→ **GOAL**:
Quote the whole listing verbatim.

→ **Stored records**:
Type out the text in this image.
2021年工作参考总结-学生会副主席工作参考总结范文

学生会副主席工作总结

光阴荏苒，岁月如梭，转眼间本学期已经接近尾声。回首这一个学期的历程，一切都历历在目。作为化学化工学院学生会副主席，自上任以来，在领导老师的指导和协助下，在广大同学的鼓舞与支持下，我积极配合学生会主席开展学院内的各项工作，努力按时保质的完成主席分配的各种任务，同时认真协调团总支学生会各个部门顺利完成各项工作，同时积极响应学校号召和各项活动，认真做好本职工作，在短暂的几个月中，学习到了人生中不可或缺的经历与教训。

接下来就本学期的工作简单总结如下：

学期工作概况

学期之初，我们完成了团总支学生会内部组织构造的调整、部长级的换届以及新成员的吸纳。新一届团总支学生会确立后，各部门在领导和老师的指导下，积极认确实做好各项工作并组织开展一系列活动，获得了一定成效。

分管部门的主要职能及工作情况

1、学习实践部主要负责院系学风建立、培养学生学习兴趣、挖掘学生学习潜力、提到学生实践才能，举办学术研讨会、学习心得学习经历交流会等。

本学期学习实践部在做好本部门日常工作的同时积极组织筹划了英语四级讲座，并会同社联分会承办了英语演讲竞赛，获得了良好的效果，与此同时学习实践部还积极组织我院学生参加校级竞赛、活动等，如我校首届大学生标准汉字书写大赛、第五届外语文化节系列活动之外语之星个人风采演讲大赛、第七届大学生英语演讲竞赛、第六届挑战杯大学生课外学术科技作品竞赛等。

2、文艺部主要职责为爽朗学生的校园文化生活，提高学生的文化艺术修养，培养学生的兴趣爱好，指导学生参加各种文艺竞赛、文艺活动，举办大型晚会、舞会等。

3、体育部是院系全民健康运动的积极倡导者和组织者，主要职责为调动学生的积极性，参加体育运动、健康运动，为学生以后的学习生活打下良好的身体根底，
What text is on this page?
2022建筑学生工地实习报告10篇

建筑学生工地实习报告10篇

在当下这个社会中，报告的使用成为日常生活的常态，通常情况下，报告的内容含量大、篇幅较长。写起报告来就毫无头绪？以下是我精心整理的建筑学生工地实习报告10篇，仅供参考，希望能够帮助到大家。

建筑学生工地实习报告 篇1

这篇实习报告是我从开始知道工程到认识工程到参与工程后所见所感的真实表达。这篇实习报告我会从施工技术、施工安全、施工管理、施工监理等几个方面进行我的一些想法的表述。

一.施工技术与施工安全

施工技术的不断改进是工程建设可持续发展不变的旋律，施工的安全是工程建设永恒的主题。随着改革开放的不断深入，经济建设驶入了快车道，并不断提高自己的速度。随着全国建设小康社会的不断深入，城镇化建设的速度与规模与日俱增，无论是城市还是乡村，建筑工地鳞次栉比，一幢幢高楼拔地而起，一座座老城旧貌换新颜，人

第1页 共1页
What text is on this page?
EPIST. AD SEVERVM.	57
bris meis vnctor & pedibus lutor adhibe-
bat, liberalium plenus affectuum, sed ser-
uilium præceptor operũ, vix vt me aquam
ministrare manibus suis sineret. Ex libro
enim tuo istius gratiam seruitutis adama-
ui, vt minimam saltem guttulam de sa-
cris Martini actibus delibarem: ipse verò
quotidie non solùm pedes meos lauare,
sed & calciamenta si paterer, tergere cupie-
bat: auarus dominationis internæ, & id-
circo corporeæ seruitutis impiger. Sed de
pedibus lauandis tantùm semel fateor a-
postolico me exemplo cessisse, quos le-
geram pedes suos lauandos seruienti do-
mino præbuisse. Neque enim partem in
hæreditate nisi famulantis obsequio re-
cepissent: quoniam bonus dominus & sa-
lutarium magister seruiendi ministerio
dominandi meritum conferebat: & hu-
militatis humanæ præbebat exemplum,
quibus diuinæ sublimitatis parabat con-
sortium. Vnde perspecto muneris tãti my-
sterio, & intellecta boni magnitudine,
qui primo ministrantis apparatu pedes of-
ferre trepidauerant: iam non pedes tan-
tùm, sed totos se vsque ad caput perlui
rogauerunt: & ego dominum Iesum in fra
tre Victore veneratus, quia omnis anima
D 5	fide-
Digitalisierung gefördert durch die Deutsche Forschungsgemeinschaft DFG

→ **REPLY TO THE TASK**:
Type out the text in this image.
2021年工作参考总结-学生会副主席工作参考总结范文

学生会副主席工作总结

光阴荏苒，岁月如梭，转眼间本学期已经接近尾声。回首这一个学期的历程，一切都历历在目。作为化学化工学院学生会副主席，自上任以来，在领导老师的指导和协助下，在广大同学的鼓舞与支持下，我积极配合学生会主席开展学院内的各项工作，努力按时保质的完成主席分配的各种任务，同时认真协调团总支学生会各个部门顺利完成各项工作，同时积极响应学校号召和各项活动，认真做好本职工作，在短暂的几个月中，学习到了人生中不可或缺的经历与教训。

接下来就本学期的工作简单总结如下：

学期工作概况

学期之初，我们完成了团总支学生会内部组织构造的调整、部长级的换届以及新成员的吸纳。新一届团总支学生会确立后，各部门在领导和老师的指导下，积极认确实做好各项工作并组织开展一系列活动，获得了一定成效。

分管部门的主要职能及工作情况

1、学习实践部主要负责院系学风建立、培养学生学习兴趣、挖掘学生学习潜力、提到学生实践才能，举办学术研讨会、学习心得学习经历交流会等。

本学期学习实践部在做好本部门日常工作的同时积极组织筹划了英语四级讲座，并会同社联分会承办了英语演讲竞赛，获得了良好的效果，与此同时学习实践部还积极组织我院学生参加校级竞赛、活动等，如我校首届大学生标准汉字书写大赛、第五届外语文化节系列活动之外语之星个人风采演讲大赛、第七届大学生英语演讲竞赛、第六届挑战杯大学生课外学术科技作品竞赛等。

2、文艺部主要职责为爽朗学生的校园文化生活，提高学生的文化艺术修养，培养学生的兴趣爱好，指导学生参加各种文艺竞赛、文艺活动，举办大型晚会、舞会等。

3、体育部是院系全民健康运动的积极倡导者和组织者，主要职责为调动学生的积极性，参加体育运动、健康运动，为学生以后的学习生活打下良好的身体根底，
What text is on this page?
2022建筑学生工地实习报告10篇

建筑学生工地实习报告10篇

在当下这个社会中，报告的使用成为日常生活的常态，通常情况下，报告的内容含量大、篇幅较长。写起报告来就毫无头绪？以下是我精心整理的建筑学生工地实习报告10篇，仅供参考，希望能够帮助到大家。

建筑学生工地实习报告 篇1

这篇实习报告是我从开始知道工程到认识工程到参与工程后所见所感的真实表达。这篇实习报告我会从施工技术、施工安全、施工管理、施工监理等几个方面进行我的一些想法的表述。

一.施工技术与施工安全

施工技术的不断改进是工程建设可持续发展不变的旋律，施工的安全是工程建设永恒的主题。随着改革开放的不断深入，经济建设驶入了快车道，并不断提高自己的速度。随着全国建设小康社会的不断深入，城镇化建设的速度与规模与日俱增，无论是城市还是乡村，建筑工地鳞次栉比，一幢幢高楼拔地而起，一座座老城旧貌换新颜，人

第1页 共1页
What text is on this page?
EPIST. AD SEVERVM.	57
bris meis vnctor & pedibus lutor adhibe-
bat, liberalium plenus affectuum, sed ser-
uilium præceptor operũ, vix vt me aquam
ministrare manibus suis sineret. Ex libro
enim tuo istius gratiam seruitutis adama-
ui, vt minimam saltem guttulam de sa-
cris Martini actibus delibarem: ipse verò
quotidie non solùm pedes meos lauare,
sed & calciamenta si paterer, tergere cupie-
bat: auarus dominationis internæ, & id-
circo corporeæ seruitutis impiger. Sed de
pedibus lauandis tantùm semel fateor a-
postolico me exemplo cessisse, quos le-
geram pedes suos lauandos seruienti do-
mino præbuisse. Neque enim partem in
hæreditate nisi famulantis obsequio re-
cepissent: quoniam bonus dominus & sa-
lutarium magister seruiendi ministerio
dominandi meritum conferebat: & hu-
militatis humanæ præbebat exemplum,
quibus diuinæ sublimitatis parabat con-
sortium. Vnde perspecto muneris tãti my-
sterio, & intellecta boni magnitudine,
qui primo ministrantis apparatu pedes of-
ferre trepidauerant: iam non pedes tan-
tùm, sed totos se vsque ad caput perlui
rogauerunt: & ego dominum Iesum in fra
tre Victore veneratus, quia omnis anima
D 5	fide-
Digitalisierung gefördert durch die Deutsche Forschungsgemeinschaft DFG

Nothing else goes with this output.